_INSTRUCTIONS TO FOLLOW:_ Output the entries below exactly as written, omitting pictures.

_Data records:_
__________________________________________________

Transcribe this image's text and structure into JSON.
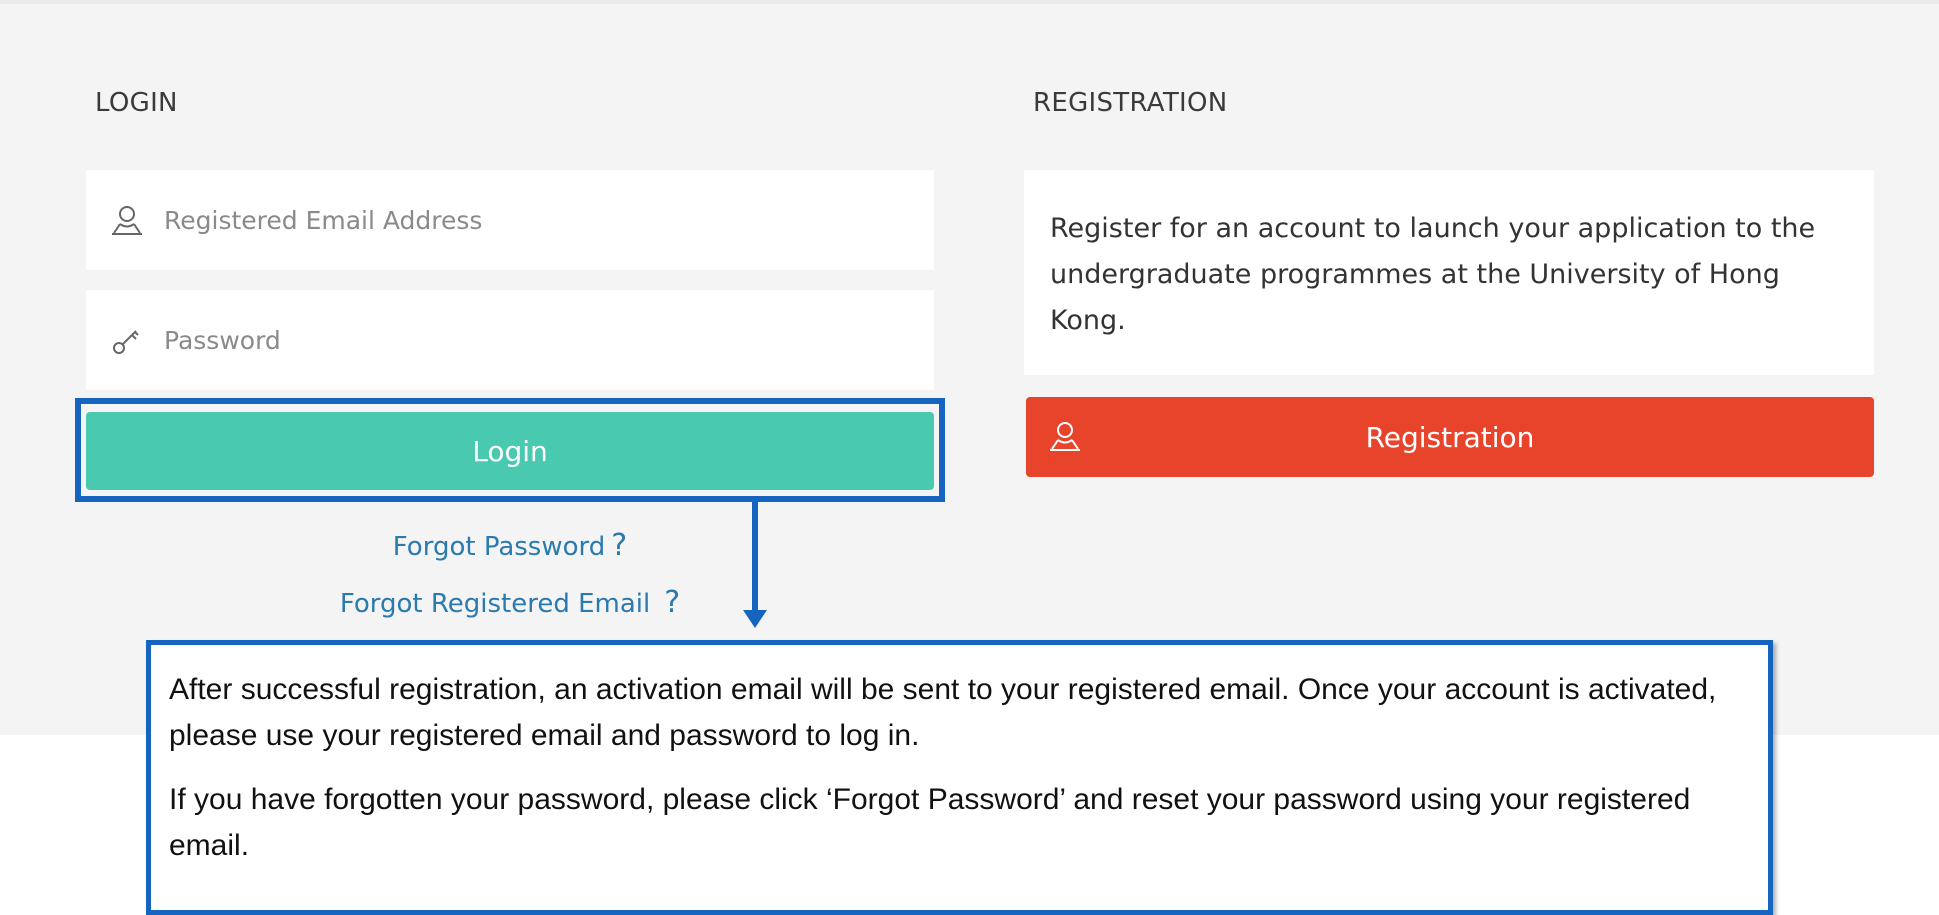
{
  "login": {
    "title": "LOGIN",
    "email_placeholder": "Registered Email Address",
    "password_placeholder": "Password",
    "login_label": "Login",
    "forgot_password": "Forgot Password",
    "forgot_email": "Forgot Registered Email",
    "question_mark": "?"
  },
  "registration": {
    "title": "REGISTRATION",
    "description": "Register for an account to launch your application to the undergraduate programmes at the University of Hong Kong.",
    "register_label": "Registration"
  },
  "callout": {
    "para1": "After successful registration, an activation email will be sent to your registered email. Once your account is activated, please use your registered email and password to log in.",
    "para2": "If you have forgotten your password, please click ‘Forgot Password’ and reset your password using your registered email."
  },
  "colors": {
    "login_button": "#48c9b0",
    "register_button": "#e8432b",
    "highlight": "#1565c0",
    "link": "#2a7ab0"
  },
  "icons": {
    "email": "user-icon",
    "password": "key-icon",
    "register": "user-icon"
  }
}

__________________________________________________

_RESULT:_
Transcribe this image's text and structure into JSON.
{
  "login": {
    "title": "LOGIN",
    "email_placeholder": "Registered Email Address",
    "password_placeholder": "Password",
    "login_label": "Login",
    "forgot_password": "Forgot Password",
    "forgot_email": "Forgot Registered Email",
    "question_mark": "?"
  },
  "registration": {
    "title": "REGISTRATION",
    "description": "Register for an account to launch your application to the undergraduate programmes at the University of Hong Kong.",
    "register_label": "Registration"
  },
  "callout": {
    "para1": "After successful registration, an activation email will be sent to your registered email. Once your account is activated, please use your registered email and password to log in.",
    "para2": "If you have forgotten your password, please click ‘Forgot Password’ and reset your password using your registered email."
  },
  "colors": {
    "login_button": "#48c9b0",
    "register_button": "#e8432b",
    "highlight": "#1565c0",
    "link": "#2a7ab0"
  },
  "icons": {
    "email": "user-icon",
    "password": "key-icon",
    "register": "user-icon"
  }
}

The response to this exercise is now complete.